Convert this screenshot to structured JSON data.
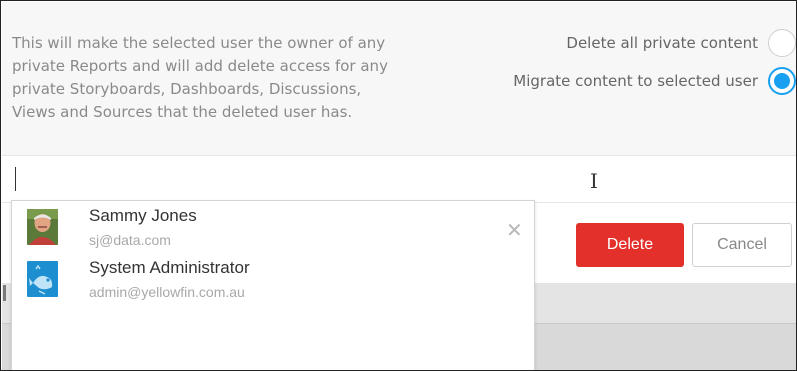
{
  "info": {
    "message_lines": [
      "This will make the selected user the owner of any",
      "private Reports and will add delete access for any",
      "private Storyboards, Dashboards, Discussions,",
      "Views and Sources that the deleted user has."
    ]
  },
  "options": {
    "delete_all_label": "Delete all private content",
    "migrate_label": "Migrate content to selected user",
    "selected": "migrate"
  },
  "search": {
    "value": ""
  },
  "users": [
    {
      "name": "Sammy Jones",
      "email": "sj@data.com",
      "avatar": "person-photo-avatar"
    },
    {
      "name": "System Administrator",
      "email": "admin@yellowfin.com.au",
      "avatar": "yellowfin-logo-avatar"
    }
  ],
  "actions": {
    "delete_label": "Delete",
    "cancel_label": "Cancel"
  },
  "icons": {
    "close": "close-icon"
  },
  "colors": {
    "accent": "#1aa0f0",
    "danger": "#e3302a"
  }
}
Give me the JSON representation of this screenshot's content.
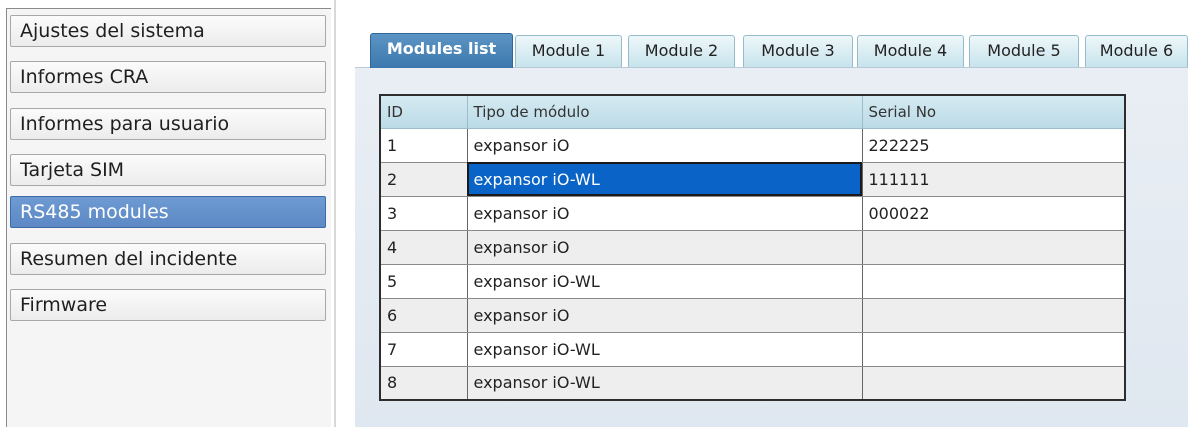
{
  "sidebar": {
    "items": [
      {
        "label": "Ajustes del sistema"
      },
      {
        "label": "Informes CRA"
      },
      {
        "label": "Informes para usuario"
      },
      {
        "label": "Tarjeta SIM"
      },
      {
        "label": "RS485 modules",
        "selected": true
      },
      {
        "label": "Resumen del incidente"
      },
      {
        "label": "Firmware"
      }
    ]
  },
  "tabs": [
    {
      "label": "Modules list",
      "active": true
    },
    {
      "label": "Module 1"
    },
    {
      "label": "Module 2"
    },
    {
      "label": "Module 3"
    },
    {
      "label": "Module 4"
    },
    {
      "label": "Module 5"
    },
    {
      "label": "Module 6"
    }
  ],
  "table": {
    "headers": [
      "ID",
      "Tipo de módulo",
      "Serial No"
    ],
    "rows": [
      {
        "id": "1",
        "type": "expansor iO",
        "serial": "222225"
      },
      {
        "id": "2",
        "type": "expansor iO-WL",
        "serial": "111111",
        "selected_cell": "type"
      },
      {
        "id": "3",
        "type": "expansor iO",
        "serial": "000022"
      },
      {
        "id": "4",
        "type": "expansor iO",
        "serial": ""
      },
      {
        "id": "5",
        "type": "expansor iO-WL",
        "serial": ""
      },
      {
        "id": "6",
        "type": "expansor iO",
        "serial": ""
      },
      {
        "id": "7",
        "type": "expansor iO-WL",
        "serial": ""
      },
      {
        "id": "8",
        "type": "expansor iO-WL",
        "serial": ""
      }
    ]
  },
  "colors": {
    "selected_nav": "#5c88c4",
    "active_tab": "#3c78ae",
    "selected_cell": "#0a64c8",
    "table_header": "#bbdbe7"
  }
}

• [Exercise description]:
Of the lines in the material, how many include "name"? Respond with the number alone.

• [Result of the task]:
2